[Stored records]

━━━━

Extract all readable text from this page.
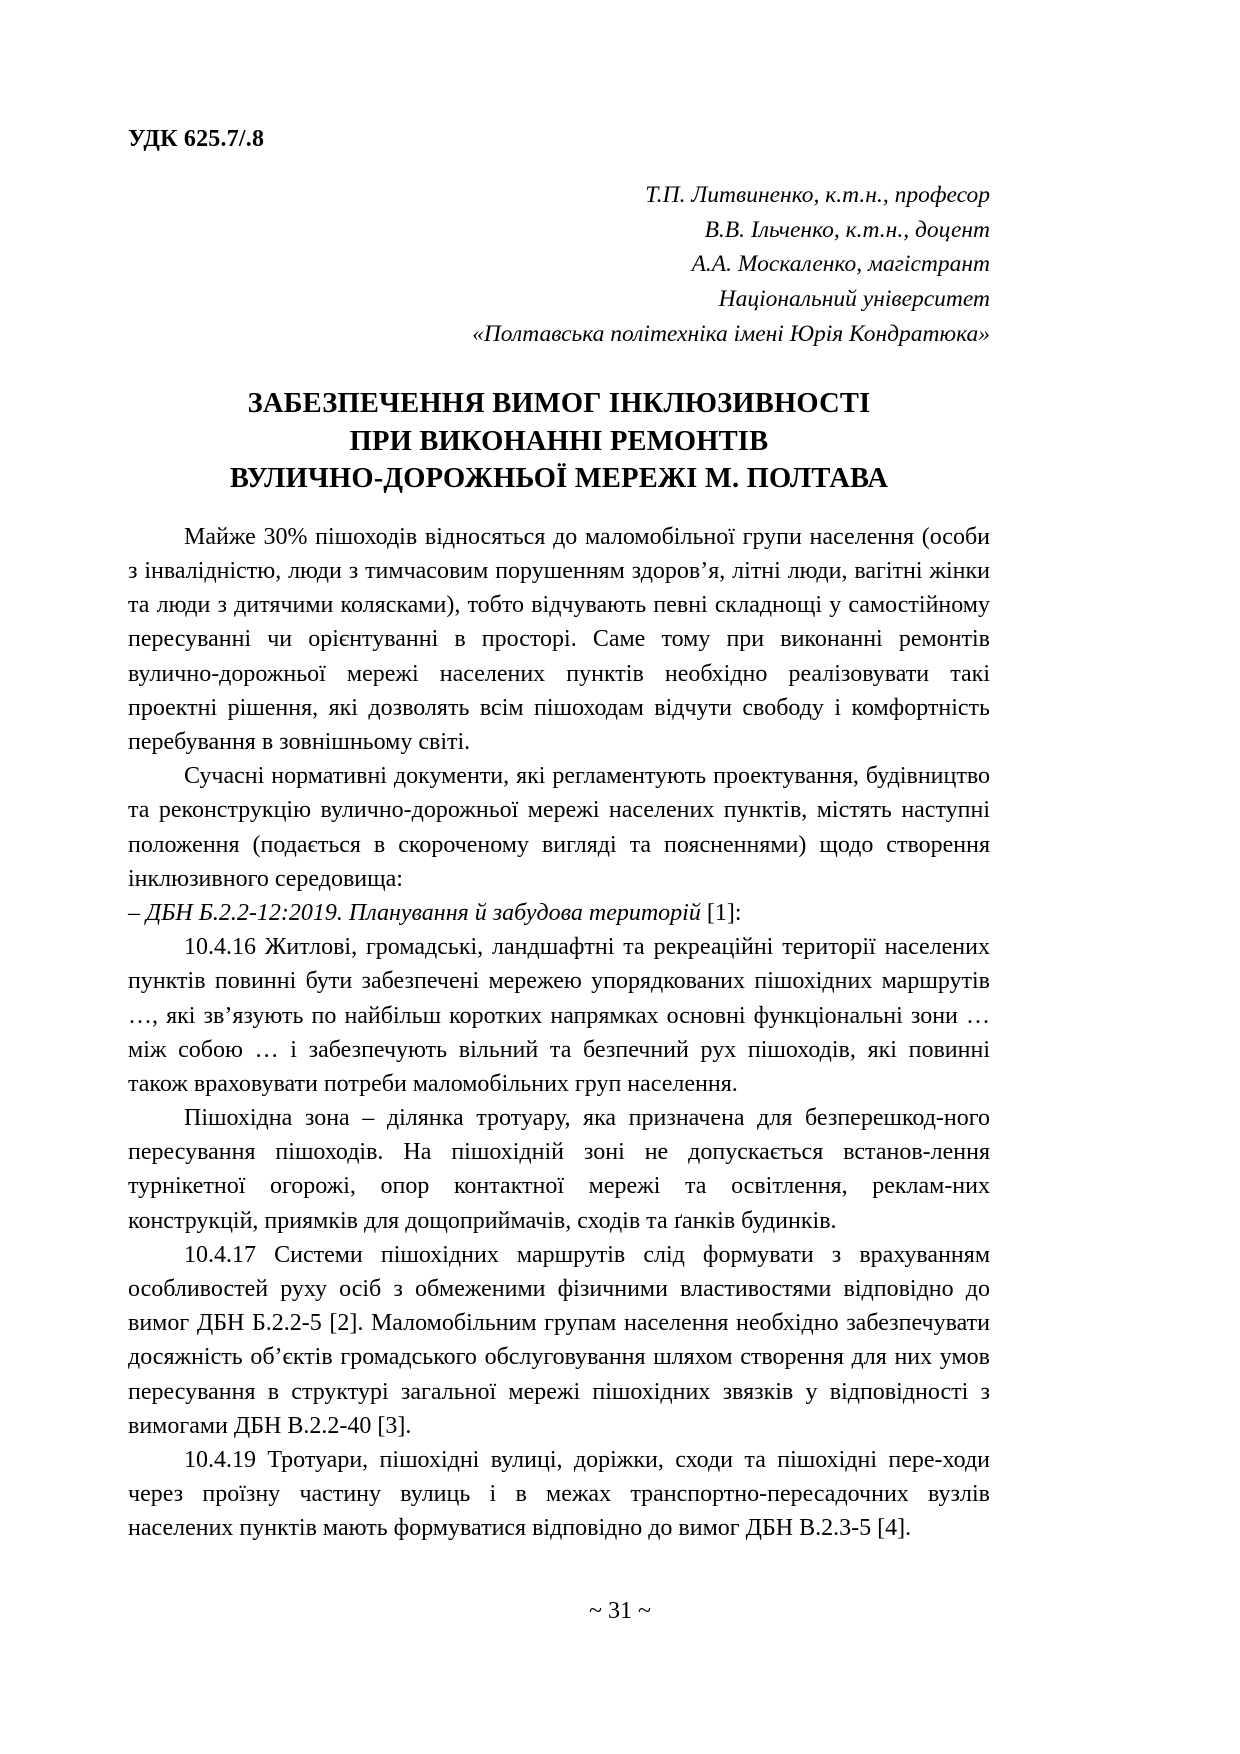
УДК 625.7/.8
Т.П. Литвиненко, к.т.н., професор
В.В. Ільченко, к.т.н., доцент
А.А. Москаленко, магістрант
Національний університет
«Полтавська політехніка імені Юрія Кондратюка»
ЗАБЕЗПЕЧЕННЯ ВИМОГ ІНКЛЮЗИВНОСТІ
ПРИ ВИКОНАННІ РЕМОНТІВ
ВУЛИЧНО-ДОРОЖНЬОЇ МЕРЕЖІ М. ПОЛТАВА

Майже 30% пішоходів відносяться до маломобільної групи населення (особи з інвалідністю, люди з тимчасовим порушенням здоров’я, літні люди, вагітні жінки та люди з дитячими колясками), тобто відчувають певні складнощі у самостійному пересуванні чи орієнтуванні в просторі. Саме тому при виконанні ремонтів вулично-дорожньої мережі населених пунктів необхідно реалізовувати такі проектні рішення, які дозволять всім пішоходам відчути свободу і комфортність перебування в зовнішньому світі.

Сучасні нормативні документи, які регламентують проектування, будівництво та реконструкцію вулично-дорожньої мережі населених пунктів, містять наступні положення (подається в скороченому вигляді та поясненнями) щодо створення інклюзивного середовища:

– ДБН Б.2.2-12:2019. Планування й забудова територій [1]:

10.4.16 Житлові, громадські, ландшафтні та рекреаційні території населених пунктів повинні бути забезпечені мережею упорядкованих пішохідних маршрутів …, які зв’язують по найбільш коротких напрямках основні функціональні зони … між собою … і забезпечують вільний та безпечний рух пішоходів, які повинні також враховувати потреби маломобільних груп населення.

Пішохідна зона – ділянка тротуару, яка призначена для безперешкод-ного пересування пішоходів. На пішохідній зоні не допускається встанов-лення турнікетної огорожі, опор контактної мережі та освітлення, реклам-них конструкцій, приямків для дощоприймачів, сходів та ґанків будинків.

10.4.17 Системи пішохідних маршрутів слід формувати з врахуванням особливостей руху осіб з обмеженими фізичними властивостями відповідно до вимог ДБН Б.2.2-5 [2]. Маломобільним групам населення необхідно забезпечувати досяжність об’єктів громадського обслуговування шляхом створення для них умов пересування в структурі загальної мережі пішохідних звязків у відповідності з вимогами ДБН В.2.2-40 [3].

10.4.19 Тротуари, пішохідні вулиці, доріжки, сходи та пішохідні пере-ходи через проїзну частину вулиць і в межах транспортно-пересадочних вузлів населених пунктів мають формуватися відповідно до вимог ДБН В.2.3-5 [4].

~ 31 ~
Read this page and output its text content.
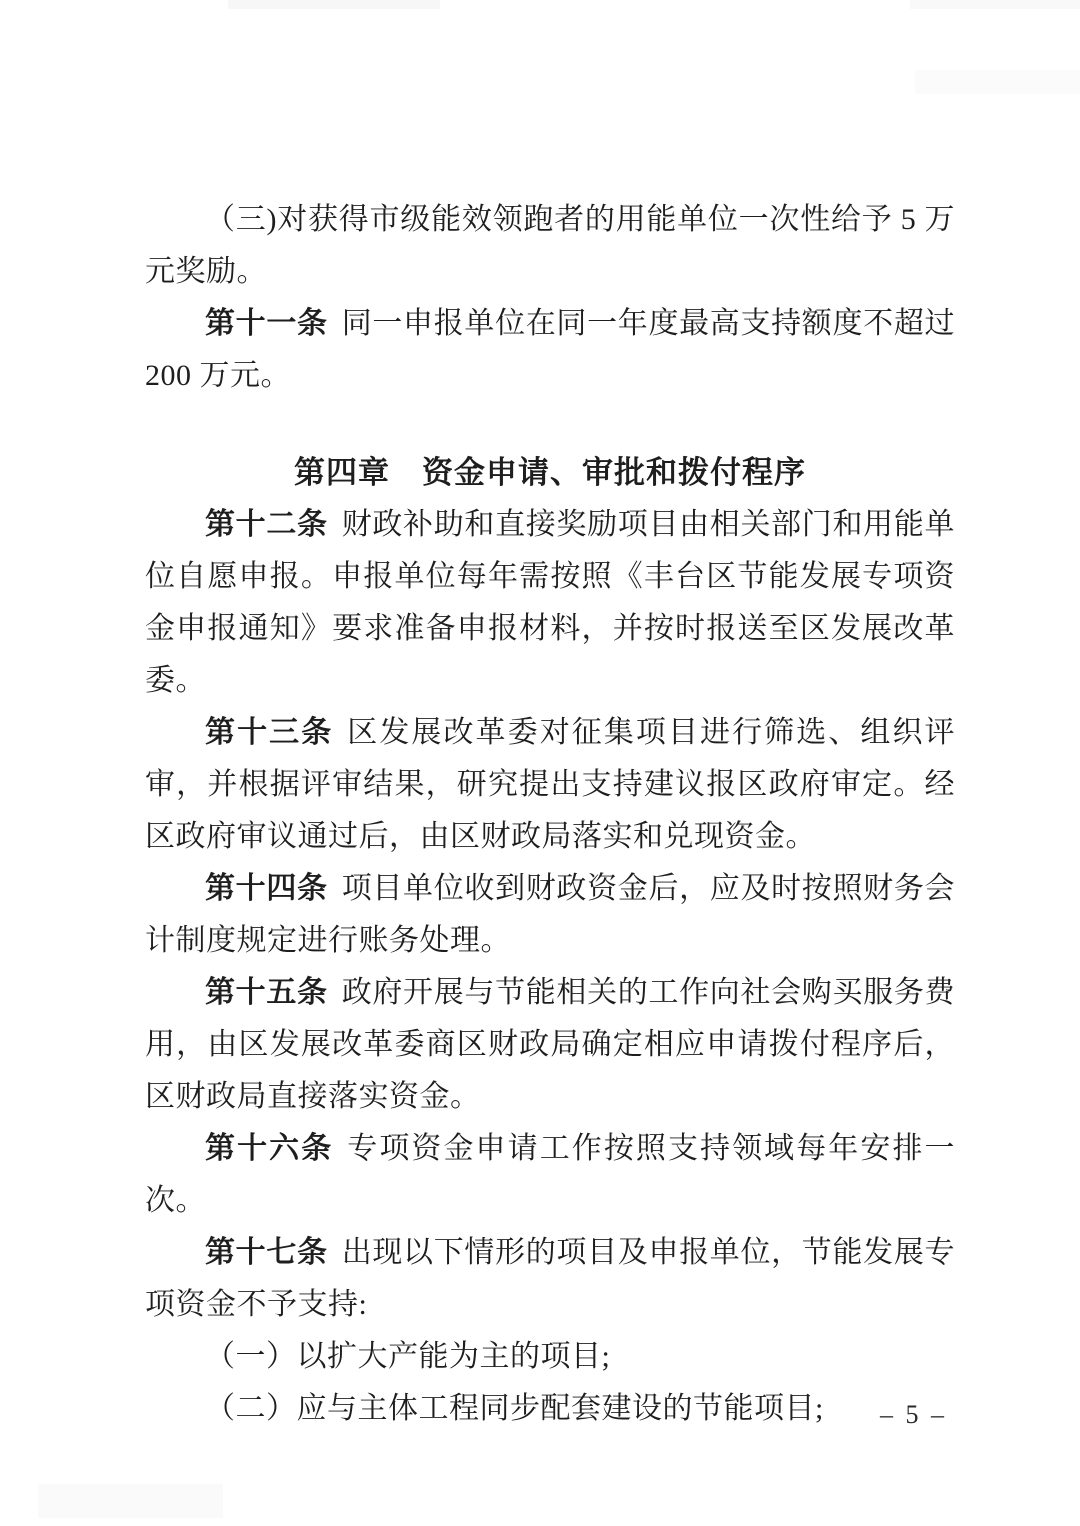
（三)对获得市级能效领跑者的用能单位一次性给予 5 万元奖励。

第十一条 同一申报单位在同一年度最高支持额度不超过 200 万元。

第四章　资金申请、审批和拨付程序

第十二条 财政补助和直接奖励项目由相关部门和用能单位自愿申报。申报单位每年需按照《丰台区节能发展专项资金申报通知》要求准备申报材料，并按时报送至区发展改革委。

第十三条 区发展改革委对征集项目进行筛选、组织评审，并根据评审结果，研究提出支持建议报区政府审定。经区政府审议通过后，由区财政局落实和兑现资金。

第十四条 项目单位收到财政资金后，应及时按照财务会计制度规定进行账务处理。

第十五条 政府开展与节能相关的工作向社会购买服务费用，由区发展改革委商区财政局确定相应申请拨付程序后，区财政局直接落实资金。

第十六条 专项资金申请工作按照支持领域每年安排一次。

第十七条 出现以下情形的项目及申报单位，节能发展专项资金不予支持:

（一）以扩大产能为主的项目;

（二）应与主体工程同步配套建设的节能项目;	– 5 –
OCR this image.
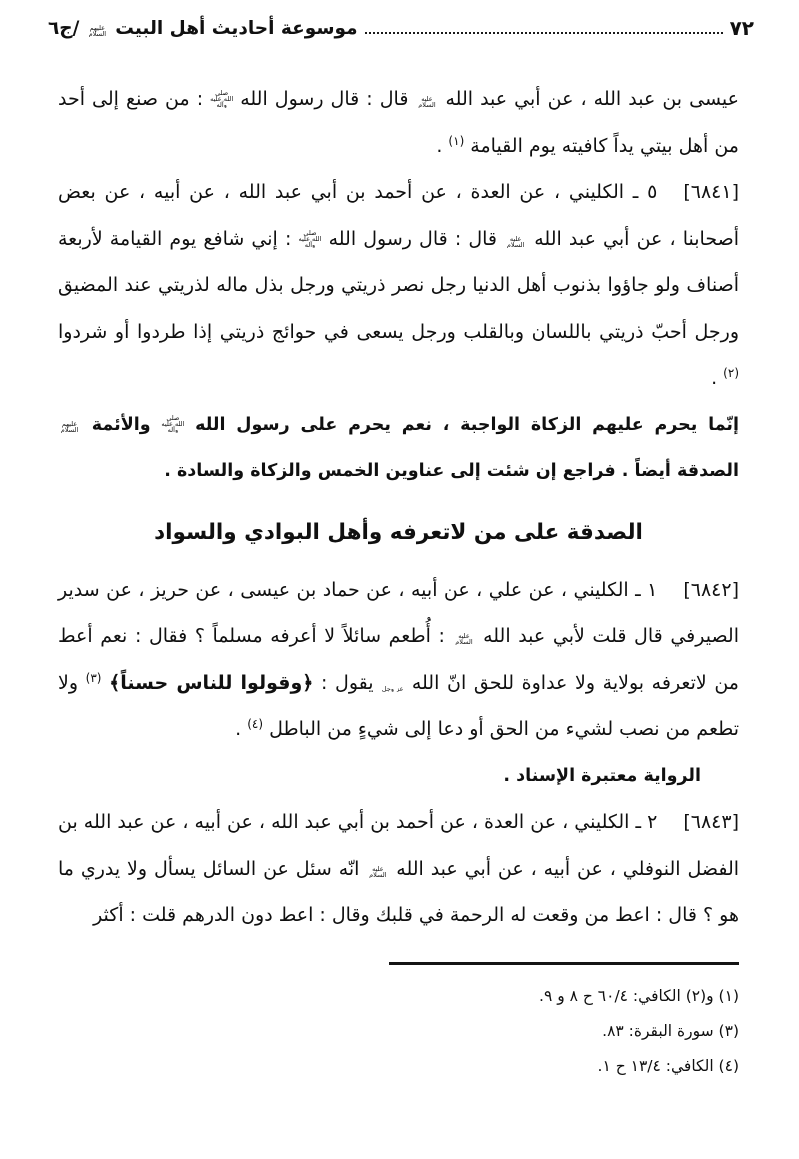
٧٢
موسوعة أحاديث أهل البيت عليهم السلام /ج٦

عيسى بن عبد الله ، عن أبي عبد الله عليه السلام قال : قال رسول الله صلى الله عليه وآله : من صنع إلى أحد من أهل بيتي يداً كافيته يوم القيامة $^{(١)}$ .

[٦٨٤١]٥ ـ الكليني ، عن العدة ، عن أحمد بن أبي عبد الله ، عن أبيه ، عن بعض أصحابنا ، عن أبي عبد الله عليه السلام قال : قال رسول الله صلى الله عليه وآله : إني شافع يوم القيامة لأربعة أصناف ولو جاؤوا بذنوب أهل الدنيا رجل نصر ذريتي ورجل بذل ماله لذريتي عند المضيق ورجل أحبّ ذريتي باللسان وبالقلب ورجل يسعى في حوائج ذريتي إذا طردوا أو شردوا $^{(٢)}$ .

إنّما يحرم عليهم الزكاة الواجبة ، نعم يحرم على رسول الله صلى الله عليه وآله والأئمة عليهم السلام الصدقة أيضاً . فراجع إن شئت إلى عناوين الخمس والزكاة والسادة .

الصدقة على من لاتعرفه وأهل البوادي والسواد

[٦٨٤٢]١ ـ الكليني ، عن علي ، عن أبيه ، عن حماد بن عيسى ، عن حريز ، عن سدير الصيرفي قال قلت لأبي عبد الله عليه السلام : أُطعم سائلاً لا أعرفه مسلماً ؟ فقال : نعم أعط من لاتعرفه بولاية ولا عداوة للحق انّ الله عز وجل يقول : ﴿وقولوا للناس حسناً﴾ $^{(٣)}$ ولا تطعم من نصب لشيء من الحق أو دعا إلى شيءٍ من الباطل $^{(٤)}$ .

الرواية معتبرة الإسناد .

[٦٨٤٣]٢ ـ الكليني ، عن العدة ، عن أحمد بن أبي عبد الله ، عن أبيه ، عن عبد الله بن الفضل النوفلي ، عن أبيه ، عن أبي عبد الله عليه السلام انّه سئل عن السائل يسأل ولا يدري ما هو ؟ قال : اعط من وقعت له الرحمة في قلبك وقال : اعط دون الدرهم قلت : أكثر

(١) و(٢) الكافي: ٦٠/٤ ح ٨ و ٩.
(٣) سورة البقرة: ٨٣.
(٤) الكافي: ١٣/٤ ح ١.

━━━━

TASK DESCRIPTION:
Repeat the material above in full and exactly, apart from the pictures.

OUTPUT:
Extract all readable text from this page.
УДК 625.7/.8
Т.П. Литвиненко, к.т.н., професор
В.В. Ільченко, к.т.н., доцент
А.А. Москаленко, магістрант
Національний університет
«Полтавська політехніка імені Юрія Кондратюка»
ЗАБЕЗПЕЧЕННЯ ВИМОГ ІНКЛЮЗИВНОСТІ
ПРИ ВИКОНАННІ РЕМОНТІВ
ВУЛИЧНО-ДОРОЖНЬОЇ МЕРЕЖІ М. ПОЛТАВА

Майже 30% пішоходів відносяться до маломобільної групи населення (особи з інвалідністю, люди з тимчасовим порушенням здоров’я, літні люди, вагітні жінки та люди з дитячими колясками), тобто відчувають певні складнощі у самостійному пересуванні чи орієнтуванні в просторі. Саме тому при виконанні ремонтів вулично-дорожньої мережі населених пунктів необхідно реалізовувати такі проектні рішення, які дозволять всім пішоходам відчути свободу і комфортність перебування в зовнішньому світі.

Сучасні нормативні документи, які регламентують проектування, будівництво та реконструкцію вулично-дорожньої мережі населених пунктів, містять наступні положення (подається в скороченому вигляді та поясненнями) щодо створення інклюзивного середовища:

– ДБН Б.2.2-12:2019. Планування й забудова територій [1]:

10.4.16 Житлові, громадські, ландшафтні та рекреаційні території населених пунктів повинні бути забезпечені мережею упорядкованих пішохідних маршрутів …, які зв’язують по найбільш коротких напрямках основні функціональні зони … між собою … і забезпечують вільний та безпечний рух пішоходів, які повинні також враховувати потреби маломобільних груп населення.

Пішохідна зона – ділянка тротуару, яка призначена для безперешкод-ного пересування пішоходів. На пішохідній зоні не допускається встанов-лення турнікетної огорожі, опор контактної мережі та освітлення, реклам-них конструкцій, приямків для дощоприймачів, сходів та ґанків будинків.

10.4.17 Системи пішохідних маршрутів слід формувати з врахуванням особливостей руху осіб з обмеженими фізичними властивостями відповідно до вимог ДБН Б.2.2-5 [2]. Маломобільним групам населення необхідно забезпечувати досяжність об’єктів громадського обслуговування шляхом створення для них умов пересування в структурі загальної мережі пішохідних звязків у відповідності з вимогами ДБН В.2.2-40 [3].

10.4.19 Тротуари, пішохідні вулиці, доріжки, сходи та пішохідні пере-ходи через проїзну частину вулиць і в межах транспортно-пересадочних вузлів населених пунктів мають формуватися відповідно до вимог ДБН В.2.3-5 [4].

~ 31 ~
Read this page and output its text content.
（三)对获得市级能效领跑者的用能单位一次性给予 5 万元奖励。

第十一条 同一申报单位在同一年度最高支持额度不超过 200 万元。

第四章　资金申请、审批和拨付程序

第十二条 财政补助和直接奖励项目由相关部门和用能单位自愿申报。申报单位每年需按照《丰台区节能发展专项资金申报通知》要求准备申报材料，并按时报送至区发展改革委。

第十三条 区发展改革委对征集项目进行筛选、组织评审，并根据评审结果，研究提出支持建议报区政府审定。经区政府审议通过后，由区财政局落实和兑现资金。

第十四条 项目单位收到财政资金后，应及时按照财务会计制度规定进行账务处理。

第十五条 政府开展与节能相关的工作向社会购买服务费用，由区发展改革委商区财政局确定相应申请拨付程序后，区财政局直接落实资金。

第十六条 专项资金申请工作按照支持领域每年安排一次。

第十七条 出现以下情形的项目及申报单位，节能发展专项资金不予支持:

（一）以扩大产能为主的项目;

（二）应与主体工程同步配套建设的节能项目;	– 5 –
OCR this image.
٧٢
موسوعة أحاديث أهل البيت عليهم السلام /ج٦

عيسى بن عبد الله ، عن أبي عبد الله عليه السلام قال : قال رسول الله صلى الله عليه وآله : من صنع إلى أحد من أهل بيتي يداً كافيته يوم القيامة $^{(١)}$ .

[٦٨٤١]٥ ـ الكليني ، عن العدة ، عن أحمد بن أبي عبد الله ، عن أبيه ، عن بعض أصحابنا ، عن أبي عبد الله عليه السلام قال : قال رسول الله صلى الله عليه وآله : إني شافع يوم القيامة لأربعة أصناف ولو جاؤوا بذنوب أهل الدنيا رجل نصر ذريتي ورجل بذل ماله لذريتي عند المضيق ورجل أحبّ ذريتي باللسان وبالقلب ورجل يسعى في حوائج ذريتي إذا طردوا أو شردوا $^{(٢)}$ .

إنّما يحرم عليهم الزكاة الواجبة ، نعم يحرم على رسول الله صلى الله عليه وآله والأئمة عليهم السلام الصدقة أيضاً . فراجع إن شئت إلى عناوين الخمس والزكاة والسادة .

الصدقة على من لاتعرفه وأهل البوادي والسواد

[٦٨٤٢]١ ـ الكليني ، عن علي ، عن أبيه ، عن حماد بن عيسى ، عن حريز ، عن سدير الصيرفي قال قلت لأبي عبد الله عليه السلام : أُطعم سائلاً لا أعرفه مسلماً ؟ فقال : نعم أعط من لاتعرفه بولاية ولا عداوة للحق انّ الله عز وجل يقول : ﴿وقولوا للناس حسناً﴾ $^{(٣)}$ ولا تطعم من نصب لشيء من الحق أو دعا إلى شيءٍ من الباطل $^{(٤)}$ .

الرواية معتبرة الإسناد .

[٦٨٤٣]٢ ـ الكليني ، عن العدة ، عن أحمد بن أبي عبد الله ، عن أبيه ، عن عبد الله بن الفضل النوفلي ، عن أبيه ، عن أبي عبد الله عليه السلام انّه سئل عن السائل يسأل ولا يدري ما هو ؟ قال : اعط من وقعت له الرحمة في قلبك وقال : اعط دون الدرهم قلت : أكثر

(١) و(٢) الكافي: ٦٠/٤ ح ٨ و ٩.
(٣) سورة البقرة: ٨٣.
(٤) الكافي: ١٣/٤ ح ١.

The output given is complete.